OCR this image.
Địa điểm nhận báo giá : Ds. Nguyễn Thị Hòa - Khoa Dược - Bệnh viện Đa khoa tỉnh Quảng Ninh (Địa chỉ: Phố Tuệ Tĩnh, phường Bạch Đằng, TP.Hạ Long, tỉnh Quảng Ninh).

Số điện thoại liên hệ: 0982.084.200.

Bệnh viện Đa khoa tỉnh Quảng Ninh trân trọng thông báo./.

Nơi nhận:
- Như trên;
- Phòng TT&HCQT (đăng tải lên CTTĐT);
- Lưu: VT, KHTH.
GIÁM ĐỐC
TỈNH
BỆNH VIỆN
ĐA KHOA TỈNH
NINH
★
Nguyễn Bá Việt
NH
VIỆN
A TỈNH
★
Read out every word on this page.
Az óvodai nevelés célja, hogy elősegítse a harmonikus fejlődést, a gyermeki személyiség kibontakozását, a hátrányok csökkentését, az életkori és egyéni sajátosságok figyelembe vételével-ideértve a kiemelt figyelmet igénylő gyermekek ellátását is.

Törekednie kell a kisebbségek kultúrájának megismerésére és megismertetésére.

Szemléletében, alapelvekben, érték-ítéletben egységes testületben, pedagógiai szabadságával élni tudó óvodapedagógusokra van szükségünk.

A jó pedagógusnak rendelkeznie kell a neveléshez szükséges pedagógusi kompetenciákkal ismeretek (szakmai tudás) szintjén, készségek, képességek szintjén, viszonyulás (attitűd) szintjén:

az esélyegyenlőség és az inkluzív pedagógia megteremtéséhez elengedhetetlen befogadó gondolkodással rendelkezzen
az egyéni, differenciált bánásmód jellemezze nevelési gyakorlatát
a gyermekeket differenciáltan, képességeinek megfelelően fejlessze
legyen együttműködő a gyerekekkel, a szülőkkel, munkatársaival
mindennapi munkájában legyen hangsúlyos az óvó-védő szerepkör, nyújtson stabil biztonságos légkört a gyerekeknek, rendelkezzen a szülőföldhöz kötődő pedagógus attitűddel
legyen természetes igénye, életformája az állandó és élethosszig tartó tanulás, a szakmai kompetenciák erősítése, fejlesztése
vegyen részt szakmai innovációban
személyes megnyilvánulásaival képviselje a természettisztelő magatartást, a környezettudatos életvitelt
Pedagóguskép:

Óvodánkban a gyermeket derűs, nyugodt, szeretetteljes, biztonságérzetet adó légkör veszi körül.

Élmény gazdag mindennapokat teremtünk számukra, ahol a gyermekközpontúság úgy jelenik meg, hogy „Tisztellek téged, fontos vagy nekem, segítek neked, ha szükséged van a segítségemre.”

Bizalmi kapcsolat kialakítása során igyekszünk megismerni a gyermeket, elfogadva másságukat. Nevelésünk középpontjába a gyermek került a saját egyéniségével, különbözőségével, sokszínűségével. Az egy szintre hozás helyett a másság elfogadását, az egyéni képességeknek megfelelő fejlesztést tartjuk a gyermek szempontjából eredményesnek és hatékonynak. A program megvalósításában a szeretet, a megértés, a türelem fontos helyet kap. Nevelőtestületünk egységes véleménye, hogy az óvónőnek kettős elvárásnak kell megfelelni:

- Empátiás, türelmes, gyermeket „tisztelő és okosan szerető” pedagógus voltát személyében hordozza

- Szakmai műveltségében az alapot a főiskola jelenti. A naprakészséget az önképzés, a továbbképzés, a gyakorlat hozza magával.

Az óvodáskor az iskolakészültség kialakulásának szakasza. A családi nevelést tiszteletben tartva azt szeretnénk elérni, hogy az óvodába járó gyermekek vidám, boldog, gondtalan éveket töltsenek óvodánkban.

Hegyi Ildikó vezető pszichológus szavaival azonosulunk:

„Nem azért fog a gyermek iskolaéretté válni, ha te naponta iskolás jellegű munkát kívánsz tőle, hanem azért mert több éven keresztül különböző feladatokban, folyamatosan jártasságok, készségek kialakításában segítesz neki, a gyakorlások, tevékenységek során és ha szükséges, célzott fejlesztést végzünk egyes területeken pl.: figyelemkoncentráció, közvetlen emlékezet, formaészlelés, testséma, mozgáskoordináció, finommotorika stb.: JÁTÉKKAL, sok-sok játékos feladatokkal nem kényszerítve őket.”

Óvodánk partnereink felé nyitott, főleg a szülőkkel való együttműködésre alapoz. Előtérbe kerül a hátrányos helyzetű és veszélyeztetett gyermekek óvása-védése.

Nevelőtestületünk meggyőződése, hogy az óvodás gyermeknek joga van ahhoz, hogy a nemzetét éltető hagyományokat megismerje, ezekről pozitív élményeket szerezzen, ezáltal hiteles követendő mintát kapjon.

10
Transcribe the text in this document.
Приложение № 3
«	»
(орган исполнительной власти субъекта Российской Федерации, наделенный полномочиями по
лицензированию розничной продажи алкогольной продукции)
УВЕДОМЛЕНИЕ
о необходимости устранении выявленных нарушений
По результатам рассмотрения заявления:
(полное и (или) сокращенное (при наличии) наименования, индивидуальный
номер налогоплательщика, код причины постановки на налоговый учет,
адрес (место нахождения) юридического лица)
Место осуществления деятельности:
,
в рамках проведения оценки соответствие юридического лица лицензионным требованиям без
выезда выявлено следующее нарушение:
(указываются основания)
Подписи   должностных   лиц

+--

The request =>
Locate the word "this" in the data above. Copy every line carrying it.

Reply to the task =>
OCR this image.
Read out every word on this page.
Transcribe the text in this document.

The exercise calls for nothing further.